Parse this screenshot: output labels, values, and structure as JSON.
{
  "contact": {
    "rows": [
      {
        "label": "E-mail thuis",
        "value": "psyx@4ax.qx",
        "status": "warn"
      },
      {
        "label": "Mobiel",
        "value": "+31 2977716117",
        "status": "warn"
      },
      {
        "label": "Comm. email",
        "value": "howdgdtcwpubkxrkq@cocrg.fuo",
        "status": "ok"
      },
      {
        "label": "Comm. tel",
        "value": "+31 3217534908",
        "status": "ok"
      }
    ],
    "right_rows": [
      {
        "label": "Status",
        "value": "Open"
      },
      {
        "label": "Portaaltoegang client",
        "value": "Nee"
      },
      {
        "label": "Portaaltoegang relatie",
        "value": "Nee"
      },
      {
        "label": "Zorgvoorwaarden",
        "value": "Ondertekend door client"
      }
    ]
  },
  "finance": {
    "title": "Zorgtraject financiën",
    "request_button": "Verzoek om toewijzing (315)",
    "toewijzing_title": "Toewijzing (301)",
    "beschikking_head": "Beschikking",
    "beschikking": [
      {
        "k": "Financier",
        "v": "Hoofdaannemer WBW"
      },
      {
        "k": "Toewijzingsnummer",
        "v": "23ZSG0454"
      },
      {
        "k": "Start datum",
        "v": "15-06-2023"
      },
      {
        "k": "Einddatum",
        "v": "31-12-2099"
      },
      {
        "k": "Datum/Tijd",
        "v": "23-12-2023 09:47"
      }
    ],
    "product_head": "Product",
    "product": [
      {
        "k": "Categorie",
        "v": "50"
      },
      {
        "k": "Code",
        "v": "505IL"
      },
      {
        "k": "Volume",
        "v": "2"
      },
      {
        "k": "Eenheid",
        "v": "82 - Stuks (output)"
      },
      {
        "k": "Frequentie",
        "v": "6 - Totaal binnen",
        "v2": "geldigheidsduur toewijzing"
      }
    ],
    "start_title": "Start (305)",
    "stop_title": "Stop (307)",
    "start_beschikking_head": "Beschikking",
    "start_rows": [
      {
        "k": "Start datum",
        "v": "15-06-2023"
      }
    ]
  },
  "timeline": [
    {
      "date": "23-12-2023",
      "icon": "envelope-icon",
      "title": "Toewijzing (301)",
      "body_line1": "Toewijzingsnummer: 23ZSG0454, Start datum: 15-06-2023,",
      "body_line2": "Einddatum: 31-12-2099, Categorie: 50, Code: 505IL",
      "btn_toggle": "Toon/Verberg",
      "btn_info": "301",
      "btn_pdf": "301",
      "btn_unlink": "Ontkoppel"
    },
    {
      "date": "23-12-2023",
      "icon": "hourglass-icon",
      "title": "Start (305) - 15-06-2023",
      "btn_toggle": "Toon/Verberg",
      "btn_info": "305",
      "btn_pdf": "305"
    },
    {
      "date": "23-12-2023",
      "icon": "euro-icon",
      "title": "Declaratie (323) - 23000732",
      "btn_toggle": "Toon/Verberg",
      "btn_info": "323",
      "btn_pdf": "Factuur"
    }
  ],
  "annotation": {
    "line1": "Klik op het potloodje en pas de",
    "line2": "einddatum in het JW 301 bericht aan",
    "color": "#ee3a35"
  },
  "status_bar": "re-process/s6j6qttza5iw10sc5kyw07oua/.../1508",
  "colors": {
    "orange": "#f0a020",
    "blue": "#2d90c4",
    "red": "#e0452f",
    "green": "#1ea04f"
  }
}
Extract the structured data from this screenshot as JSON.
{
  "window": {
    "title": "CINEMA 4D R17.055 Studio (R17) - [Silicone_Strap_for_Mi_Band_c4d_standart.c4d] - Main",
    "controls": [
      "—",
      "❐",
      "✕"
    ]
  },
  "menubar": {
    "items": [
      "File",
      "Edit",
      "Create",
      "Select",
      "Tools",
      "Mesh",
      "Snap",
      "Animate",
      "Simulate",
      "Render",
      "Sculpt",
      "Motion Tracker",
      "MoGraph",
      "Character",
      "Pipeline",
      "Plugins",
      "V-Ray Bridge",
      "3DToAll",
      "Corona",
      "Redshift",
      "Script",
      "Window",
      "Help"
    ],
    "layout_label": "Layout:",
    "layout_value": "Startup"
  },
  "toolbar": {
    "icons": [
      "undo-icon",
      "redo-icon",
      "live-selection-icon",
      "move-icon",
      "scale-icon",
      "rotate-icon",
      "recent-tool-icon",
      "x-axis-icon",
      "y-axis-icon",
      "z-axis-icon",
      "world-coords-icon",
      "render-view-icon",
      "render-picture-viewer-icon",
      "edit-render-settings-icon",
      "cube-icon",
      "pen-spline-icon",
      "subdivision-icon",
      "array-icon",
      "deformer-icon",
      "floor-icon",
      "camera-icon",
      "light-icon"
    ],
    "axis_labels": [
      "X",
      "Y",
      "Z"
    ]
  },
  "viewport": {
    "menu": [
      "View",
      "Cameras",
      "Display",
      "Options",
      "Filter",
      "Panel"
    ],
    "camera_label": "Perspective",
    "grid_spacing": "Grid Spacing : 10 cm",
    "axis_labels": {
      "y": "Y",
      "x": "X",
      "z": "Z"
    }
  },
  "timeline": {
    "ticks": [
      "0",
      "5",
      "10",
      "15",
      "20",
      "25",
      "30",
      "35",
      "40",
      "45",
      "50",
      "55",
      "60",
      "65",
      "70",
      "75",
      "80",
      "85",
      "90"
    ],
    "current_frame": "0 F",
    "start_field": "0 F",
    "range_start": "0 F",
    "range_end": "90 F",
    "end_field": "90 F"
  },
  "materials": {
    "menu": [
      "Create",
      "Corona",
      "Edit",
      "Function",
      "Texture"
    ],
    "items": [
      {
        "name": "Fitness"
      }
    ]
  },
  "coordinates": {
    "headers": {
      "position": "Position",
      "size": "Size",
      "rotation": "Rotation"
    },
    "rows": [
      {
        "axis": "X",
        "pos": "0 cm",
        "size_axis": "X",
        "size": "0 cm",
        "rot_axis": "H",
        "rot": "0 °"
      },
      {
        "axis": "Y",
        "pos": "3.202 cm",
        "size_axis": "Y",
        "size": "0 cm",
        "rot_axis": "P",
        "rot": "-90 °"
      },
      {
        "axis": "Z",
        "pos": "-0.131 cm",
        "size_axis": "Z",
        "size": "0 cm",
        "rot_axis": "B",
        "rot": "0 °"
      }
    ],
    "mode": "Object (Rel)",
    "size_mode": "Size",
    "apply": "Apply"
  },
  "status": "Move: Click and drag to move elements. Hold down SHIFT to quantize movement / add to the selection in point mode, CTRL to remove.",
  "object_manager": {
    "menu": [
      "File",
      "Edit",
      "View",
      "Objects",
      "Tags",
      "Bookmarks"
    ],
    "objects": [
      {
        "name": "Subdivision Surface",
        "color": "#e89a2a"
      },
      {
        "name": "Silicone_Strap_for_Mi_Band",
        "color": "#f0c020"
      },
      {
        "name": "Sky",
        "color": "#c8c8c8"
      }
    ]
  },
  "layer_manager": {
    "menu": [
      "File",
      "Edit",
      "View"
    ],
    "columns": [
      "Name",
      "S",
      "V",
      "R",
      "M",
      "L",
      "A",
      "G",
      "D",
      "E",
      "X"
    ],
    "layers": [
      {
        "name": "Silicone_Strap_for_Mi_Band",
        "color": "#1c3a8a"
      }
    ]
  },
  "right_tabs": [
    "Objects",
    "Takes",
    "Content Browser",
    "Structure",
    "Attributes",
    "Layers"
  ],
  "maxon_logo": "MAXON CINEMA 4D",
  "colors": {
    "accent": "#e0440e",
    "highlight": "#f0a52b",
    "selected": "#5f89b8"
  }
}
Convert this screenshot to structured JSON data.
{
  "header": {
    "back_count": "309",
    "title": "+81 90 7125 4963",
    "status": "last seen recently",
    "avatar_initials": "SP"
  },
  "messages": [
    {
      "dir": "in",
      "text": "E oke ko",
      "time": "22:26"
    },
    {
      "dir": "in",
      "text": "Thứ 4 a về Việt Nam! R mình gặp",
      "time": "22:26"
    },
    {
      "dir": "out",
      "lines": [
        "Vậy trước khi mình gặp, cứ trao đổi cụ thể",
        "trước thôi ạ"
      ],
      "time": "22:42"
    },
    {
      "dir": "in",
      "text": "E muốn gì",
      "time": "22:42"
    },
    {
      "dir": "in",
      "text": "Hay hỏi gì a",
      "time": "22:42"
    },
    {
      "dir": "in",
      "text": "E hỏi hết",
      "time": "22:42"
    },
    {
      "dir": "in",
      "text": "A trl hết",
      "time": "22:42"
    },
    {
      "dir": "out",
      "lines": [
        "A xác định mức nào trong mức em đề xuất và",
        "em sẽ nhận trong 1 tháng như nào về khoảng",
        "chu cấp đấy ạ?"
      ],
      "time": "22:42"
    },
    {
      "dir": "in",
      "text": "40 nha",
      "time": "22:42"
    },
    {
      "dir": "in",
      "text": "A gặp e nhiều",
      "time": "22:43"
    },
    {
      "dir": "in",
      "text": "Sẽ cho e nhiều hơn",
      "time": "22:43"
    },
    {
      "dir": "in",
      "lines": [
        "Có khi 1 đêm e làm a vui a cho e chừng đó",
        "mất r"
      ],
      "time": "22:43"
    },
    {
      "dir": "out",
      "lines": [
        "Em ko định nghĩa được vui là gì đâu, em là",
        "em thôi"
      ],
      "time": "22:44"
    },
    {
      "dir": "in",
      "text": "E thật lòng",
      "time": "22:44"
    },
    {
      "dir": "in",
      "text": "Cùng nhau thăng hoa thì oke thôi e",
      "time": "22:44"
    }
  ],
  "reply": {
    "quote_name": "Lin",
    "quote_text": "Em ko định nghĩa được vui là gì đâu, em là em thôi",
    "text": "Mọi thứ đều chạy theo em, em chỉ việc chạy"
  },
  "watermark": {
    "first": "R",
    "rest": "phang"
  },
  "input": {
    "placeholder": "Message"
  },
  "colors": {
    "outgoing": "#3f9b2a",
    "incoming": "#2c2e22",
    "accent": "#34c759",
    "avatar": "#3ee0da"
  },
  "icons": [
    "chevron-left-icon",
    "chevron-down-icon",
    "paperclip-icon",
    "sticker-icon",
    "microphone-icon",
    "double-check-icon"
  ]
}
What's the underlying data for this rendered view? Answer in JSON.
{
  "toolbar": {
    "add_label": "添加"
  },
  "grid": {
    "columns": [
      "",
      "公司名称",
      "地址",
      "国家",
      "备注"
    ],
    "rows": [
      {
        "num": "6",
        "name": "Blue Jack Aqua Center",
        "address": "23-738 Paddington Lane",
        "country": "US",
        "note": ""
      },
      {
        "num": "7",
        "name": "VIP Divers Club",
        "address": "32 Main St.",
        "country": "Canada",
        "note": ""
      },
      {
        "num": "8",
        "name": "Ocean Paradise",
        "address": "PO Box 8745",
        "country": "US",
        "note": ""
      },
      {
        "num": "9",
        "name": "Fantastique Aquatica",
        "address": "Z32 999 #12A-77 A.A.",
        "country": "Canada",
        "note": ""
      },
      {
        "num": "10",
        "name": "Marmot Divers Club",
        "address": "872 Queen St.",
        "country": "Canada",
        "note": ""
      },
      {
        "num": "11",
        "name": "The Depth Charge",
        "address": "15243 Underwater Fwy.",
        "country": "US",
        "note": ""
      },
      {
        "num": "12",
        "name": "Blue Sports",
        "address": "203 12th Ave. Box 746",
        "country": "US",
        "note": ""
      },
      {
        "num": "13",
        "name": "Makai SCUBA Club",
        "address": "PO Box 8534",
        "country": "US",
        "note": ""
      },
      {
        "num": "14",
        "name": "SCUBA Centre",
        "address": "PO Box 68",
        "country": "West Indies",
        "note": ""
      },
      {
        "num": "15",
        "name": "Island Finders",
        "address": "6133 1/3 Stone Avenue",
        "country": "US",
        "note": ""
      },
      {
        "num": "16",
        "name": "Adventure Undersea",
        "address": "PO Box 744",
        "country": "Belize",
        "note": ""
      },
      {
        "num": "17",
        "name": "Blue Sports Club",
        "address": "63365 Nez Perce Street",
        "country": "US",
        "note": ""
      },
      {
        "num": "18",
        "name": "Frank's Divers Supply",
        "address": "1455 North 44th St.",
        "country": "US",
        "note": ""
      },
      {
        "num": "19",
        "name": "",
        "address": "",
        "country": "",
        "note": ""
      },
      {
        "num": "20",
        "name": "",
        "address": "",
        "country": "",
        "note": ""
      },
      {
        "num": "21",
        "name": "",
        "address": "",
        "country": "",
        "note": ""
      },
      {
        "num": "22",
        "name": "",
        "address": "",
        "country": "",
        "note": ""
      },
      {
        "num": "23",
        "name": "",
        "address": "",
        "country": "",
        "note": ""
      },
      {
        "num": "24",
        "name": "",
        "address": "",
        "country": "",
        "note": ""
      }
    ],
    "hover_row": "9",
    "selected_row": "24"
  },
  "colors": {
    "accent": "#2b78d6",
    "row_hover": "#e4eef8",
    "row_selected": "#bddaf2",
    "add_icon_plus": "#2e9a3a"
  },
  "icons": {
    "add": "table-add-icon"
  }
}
________________________
From the records above, pull out each line that has "Divers".

Written response:
        "name": "VIP Divers Club",
        "name": "Marmot Divers Club",
        "name": "Frank's Divers Supply",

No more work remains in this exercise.